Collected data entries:
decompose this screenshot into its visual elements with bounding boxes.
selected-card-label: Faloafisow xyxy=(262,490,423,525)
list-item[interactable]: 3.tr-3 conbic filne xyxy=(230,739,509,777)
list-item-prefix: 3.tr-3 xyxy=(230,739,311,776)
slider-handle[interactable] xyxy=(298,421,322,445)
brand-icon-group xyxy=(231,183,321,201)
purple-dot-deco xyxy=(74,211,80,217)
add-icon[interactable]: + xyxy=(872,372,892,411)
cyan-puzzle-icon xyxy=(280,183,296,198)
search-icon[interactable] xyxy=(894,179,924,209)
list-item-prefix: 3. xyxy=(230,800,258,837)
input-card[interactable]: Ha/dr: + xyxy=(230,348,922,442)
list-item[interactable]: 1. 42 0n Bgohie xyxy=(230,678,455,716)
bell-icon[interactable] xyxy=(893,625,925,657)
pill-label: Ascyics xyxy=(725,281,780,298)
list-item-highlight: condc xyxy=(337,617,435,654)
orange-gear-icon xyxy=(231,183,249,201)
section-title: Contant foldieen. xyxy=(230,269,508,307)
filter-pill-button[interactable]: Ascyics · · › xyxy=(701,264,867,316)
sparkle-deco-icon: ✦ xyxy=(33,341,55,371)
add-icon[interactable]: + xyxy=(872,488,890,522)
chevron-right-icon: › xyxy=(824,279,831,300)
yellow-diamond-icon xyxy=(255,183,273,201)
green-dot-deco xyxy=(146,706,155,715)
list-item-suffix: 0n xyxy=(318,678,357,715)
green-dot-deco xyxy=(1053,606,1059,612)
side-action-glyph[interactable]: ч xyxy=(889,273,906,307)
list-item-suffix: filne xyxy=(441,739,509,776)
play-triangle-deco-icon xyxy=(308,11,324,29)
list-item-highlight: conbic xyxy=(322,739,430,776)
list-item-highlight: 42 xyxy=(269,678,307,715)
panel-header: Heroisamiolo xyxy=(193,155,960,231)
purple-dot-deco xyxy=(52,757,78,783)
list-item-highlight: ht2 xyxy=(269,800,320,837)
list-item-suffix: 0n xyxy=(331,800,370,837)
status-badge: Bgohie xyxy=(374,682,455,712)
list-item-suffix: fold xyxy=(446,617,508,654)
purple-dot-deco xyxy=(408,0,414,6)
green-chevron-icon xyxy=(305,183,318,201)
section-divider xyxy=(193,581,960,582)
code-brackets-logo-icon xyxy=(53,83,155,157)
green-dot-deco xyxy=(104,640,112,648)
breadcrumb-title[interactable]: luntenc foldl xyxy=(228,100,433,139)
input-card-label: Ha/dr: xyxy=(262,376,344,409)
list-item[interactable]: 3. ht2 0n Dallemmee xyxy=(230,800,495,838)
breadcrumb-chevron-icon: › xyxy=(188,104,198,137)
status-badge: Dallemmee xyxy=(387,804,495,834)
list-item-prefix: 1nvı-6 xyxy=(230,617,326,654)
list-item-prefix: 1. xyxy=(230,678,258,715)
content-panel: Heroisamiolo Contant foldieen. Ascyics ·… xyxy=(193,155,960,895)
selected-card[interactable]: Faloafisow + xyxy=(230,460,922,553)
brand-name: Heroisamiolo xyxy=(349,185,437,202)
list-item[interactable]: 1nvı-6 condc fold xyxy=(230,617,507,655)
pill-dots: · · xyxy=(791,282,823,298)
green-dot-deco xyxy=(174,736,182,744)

--

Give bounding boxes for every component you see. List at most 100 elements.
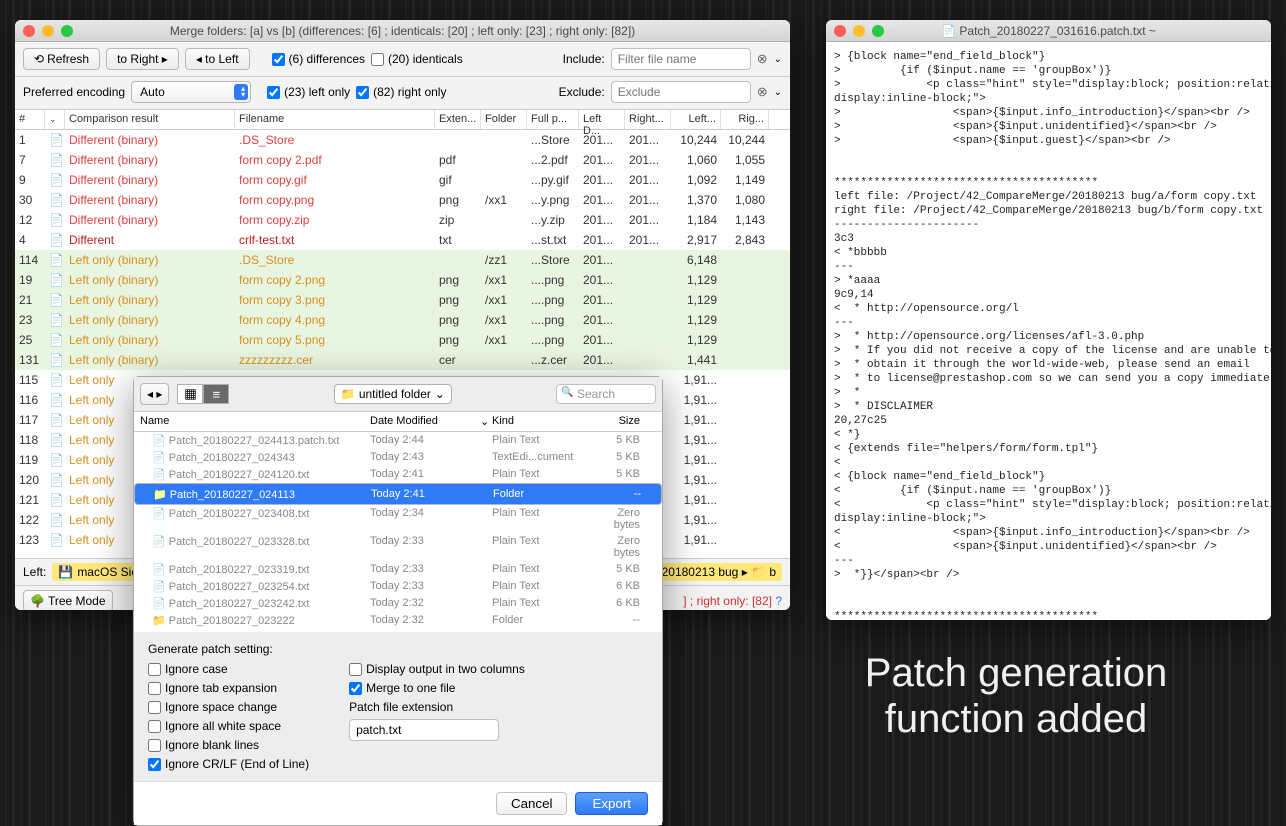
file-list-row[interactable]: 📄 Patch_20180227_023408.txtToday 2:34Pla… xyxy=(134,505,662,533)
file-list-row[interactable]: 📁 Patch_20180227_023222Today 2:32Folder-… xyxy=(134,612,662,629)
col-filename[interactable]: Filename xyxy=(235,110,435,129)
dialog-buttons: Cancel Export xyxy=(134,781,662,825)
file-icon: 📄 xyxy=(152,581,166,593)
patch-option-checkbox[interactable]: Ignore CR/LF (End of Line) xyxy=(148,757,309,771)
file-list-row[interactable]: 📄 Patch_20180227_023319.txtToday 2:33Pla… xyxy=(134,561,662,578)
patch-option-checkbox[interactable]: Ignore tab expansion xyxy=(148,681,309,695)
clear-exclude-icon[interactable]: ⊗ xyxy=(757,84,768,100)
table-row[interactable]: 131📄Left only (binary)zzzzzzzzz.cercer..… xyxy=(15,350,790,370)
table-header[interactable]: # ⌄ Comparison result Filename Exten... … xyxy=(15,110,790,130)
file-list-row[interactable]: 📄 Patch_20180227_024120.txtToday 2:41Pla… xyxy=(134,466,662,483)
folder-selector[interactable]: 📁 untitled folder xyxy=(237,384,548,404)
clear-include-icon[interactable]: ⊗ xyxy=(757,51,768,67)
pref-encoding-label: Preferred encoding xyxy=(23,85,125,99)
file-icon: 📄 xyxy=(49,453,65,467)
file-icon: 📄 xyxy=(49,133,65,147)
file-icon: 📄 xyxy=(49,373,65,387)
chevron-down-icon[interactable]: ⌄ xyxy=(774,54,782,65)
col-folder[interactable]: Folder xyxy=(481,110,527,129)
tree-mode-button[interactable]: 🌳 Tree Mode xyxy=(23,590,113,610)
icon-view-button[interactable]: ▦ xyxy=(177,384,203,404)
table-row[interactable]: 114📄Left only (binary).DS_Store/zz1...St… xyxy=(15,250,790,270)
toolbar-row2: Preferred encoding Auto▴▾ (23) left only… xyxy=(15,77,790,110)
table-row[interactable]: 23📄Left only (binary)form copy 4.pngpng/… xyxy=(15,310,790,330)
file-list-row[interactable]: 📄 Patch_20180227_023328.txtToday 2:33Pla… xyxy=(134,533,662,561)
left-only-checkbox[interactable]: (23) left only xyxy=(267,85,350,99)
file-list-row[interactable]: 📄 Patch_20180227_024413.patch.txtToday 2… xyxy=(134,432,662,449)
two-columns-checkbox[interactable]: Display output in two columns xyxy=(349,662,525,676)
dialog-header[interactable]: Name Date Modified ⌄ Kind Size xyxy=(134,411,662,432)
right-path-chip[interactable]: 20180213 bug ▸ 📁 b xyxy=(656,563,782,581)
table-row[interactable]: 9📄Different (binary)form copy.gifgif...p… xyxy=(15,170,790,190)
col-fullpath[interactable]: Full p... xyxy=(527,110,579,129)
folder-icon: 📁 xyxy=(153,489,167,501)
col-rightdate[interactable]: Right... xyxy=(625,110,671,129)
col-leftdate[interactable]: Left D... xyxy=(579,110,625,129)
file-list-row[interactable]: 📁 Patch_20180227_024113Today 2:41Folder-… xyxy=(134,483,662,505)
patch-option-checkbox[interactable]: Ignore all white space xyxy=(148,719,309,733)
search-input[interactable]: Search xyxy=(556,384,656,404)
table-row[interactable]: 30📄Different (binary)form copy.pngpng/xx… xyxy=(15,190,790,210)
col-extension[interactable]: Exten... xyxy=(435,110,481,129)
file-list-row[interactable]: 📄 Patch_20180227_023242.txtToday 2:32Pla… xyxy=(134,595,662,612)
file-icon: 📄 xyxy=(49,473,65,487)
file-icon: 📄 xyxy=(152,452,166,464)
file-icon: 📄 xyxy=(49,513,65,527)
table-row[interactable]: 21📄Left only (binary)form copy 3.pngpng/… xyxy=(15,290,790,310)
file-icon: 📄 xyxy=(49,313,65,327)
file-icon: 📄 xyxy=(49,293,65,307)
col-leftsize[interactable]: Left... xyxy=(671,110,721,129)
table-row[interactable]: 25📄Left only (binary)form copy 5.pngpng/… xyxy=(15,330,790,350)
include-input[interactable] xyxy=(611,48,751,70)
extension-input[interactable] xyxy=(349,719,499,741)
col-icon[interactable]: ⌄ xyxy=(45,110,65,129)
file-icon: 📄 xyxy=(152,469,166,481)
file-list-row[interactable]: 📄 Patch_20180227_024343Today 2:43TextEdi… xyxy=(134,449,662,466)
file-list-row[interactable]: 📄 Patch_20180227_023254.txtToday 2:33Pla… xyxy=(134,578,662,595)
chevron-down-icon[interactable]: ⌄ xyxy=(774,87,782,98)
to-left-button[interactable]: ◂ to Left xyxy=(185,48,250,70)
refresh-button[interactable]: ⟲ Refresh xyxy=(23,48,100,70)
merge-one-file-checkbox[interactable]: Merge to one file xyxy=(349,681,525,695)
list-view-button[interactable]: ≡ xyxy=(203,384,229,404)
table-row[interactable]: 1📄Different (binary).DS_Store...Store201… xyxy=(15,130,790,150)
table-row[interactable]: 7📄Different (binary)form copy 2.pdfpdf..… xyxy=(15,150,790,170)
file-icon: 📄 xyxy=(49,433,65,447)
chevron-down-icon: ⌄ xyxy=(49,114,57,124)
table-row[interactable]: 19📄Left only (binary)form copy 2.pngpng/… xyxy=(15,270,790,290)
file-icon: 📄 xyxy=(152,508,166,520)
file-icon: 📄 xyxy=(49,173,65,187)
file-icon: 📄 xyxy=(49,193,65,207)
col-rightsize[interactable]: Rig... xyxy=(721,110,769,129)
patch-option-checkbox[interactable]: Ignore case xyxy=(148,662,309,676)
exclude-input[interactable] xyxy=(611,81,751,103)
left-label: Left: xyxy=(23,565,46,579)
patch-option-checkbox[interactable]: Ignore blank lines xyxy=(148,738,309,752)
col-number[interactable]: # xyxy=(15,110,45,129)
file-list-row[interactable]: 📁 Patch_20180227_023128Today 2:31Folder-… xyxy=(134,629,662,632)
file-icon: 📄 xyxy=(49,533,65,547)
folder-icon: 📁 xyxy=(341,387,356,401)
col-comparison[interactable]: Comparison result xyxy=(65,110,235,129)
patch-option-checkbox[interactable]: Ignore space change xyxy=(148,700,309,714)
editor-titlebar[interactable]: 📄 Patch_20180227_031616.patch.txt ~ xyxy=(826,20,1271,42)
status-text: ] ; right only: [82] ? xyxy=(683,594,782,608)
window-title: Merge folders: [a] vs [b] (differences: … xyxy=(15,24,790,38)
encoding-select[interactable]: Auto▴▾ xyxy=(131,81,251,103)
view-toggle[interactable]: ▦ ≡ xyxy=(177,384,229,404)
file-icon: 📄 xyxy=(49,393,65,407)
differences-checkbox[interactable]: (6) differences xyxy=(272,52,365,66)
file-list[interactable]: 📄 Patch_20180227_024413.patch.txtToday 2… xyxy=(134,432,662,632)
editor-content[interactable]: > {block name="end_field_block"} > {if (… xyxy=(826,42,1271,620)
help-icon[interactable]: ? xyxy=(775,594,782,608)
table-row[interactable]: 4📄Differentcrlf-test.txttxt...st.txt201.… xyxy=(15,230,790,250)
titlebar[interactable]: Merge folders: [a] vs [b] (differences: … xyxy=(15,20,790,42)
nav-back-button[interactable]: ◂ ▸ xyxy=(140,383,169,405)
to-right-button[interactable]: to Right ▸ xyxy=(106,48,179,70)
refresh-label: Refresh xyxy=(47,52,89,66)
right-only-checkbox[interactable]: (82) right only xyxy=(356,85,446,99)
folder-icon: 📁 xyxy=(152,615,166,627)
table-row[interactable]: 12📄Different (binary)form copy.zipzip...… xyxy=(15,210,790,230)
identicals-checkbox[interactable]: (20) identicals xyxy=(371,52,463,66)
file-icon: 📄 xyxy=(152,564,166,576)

## Short exercise
Render the listing as a numbered list, starting with the line containing "decompose this screenshot" and running through the line containing "orange-gear-icon xyxy=(231,183,249,201)". Leave out any blank lines.

## Problem solution
1. decompose this screenshot into its visual elements with bounding boxes.
2. selected-card-label: Faloafisow xyxy=(262,490,423,525)
3. list-item[interactable]: 3.tr-3 conbic filne xyxy=(230,739,509,777)
4. list-item-prefix: 3.tr-3 xyxy=(230,739,311,776)
5. slider-handle[interactable] xyxy=(298,421,322,445)
6. brand-icon-group xyxy=(231,183,321,201)
7. purple-dot-deco xyxy=(74,211,80,217)
8. add-icon[interactable]: + xyxy=(872,372,892,411)
9. cyan-puzzle-icon xyxy=(280,183,296,198)
10. search-icon[interactable] xyxy=(894,179,924,209)
11. list-item-prefix: 3. xyxy=(230,800,258,837)
12. input-card[interactable]: Ha/dr: + xyxy=(230,348,922,442)
13. list-item[interactable]: 1. 42 0n Bgohie xyxy=(230,678,455,716)
14. bell-icon[interactable] xyxy=(893,625,925,657)
15. pill-label: Ascyics xyxy=(725,281,780,298)
16. list-item-highlight: condc xyxy=(337,617,435,654)
17. orange-gear-icon xyxy=(231,183,249,201)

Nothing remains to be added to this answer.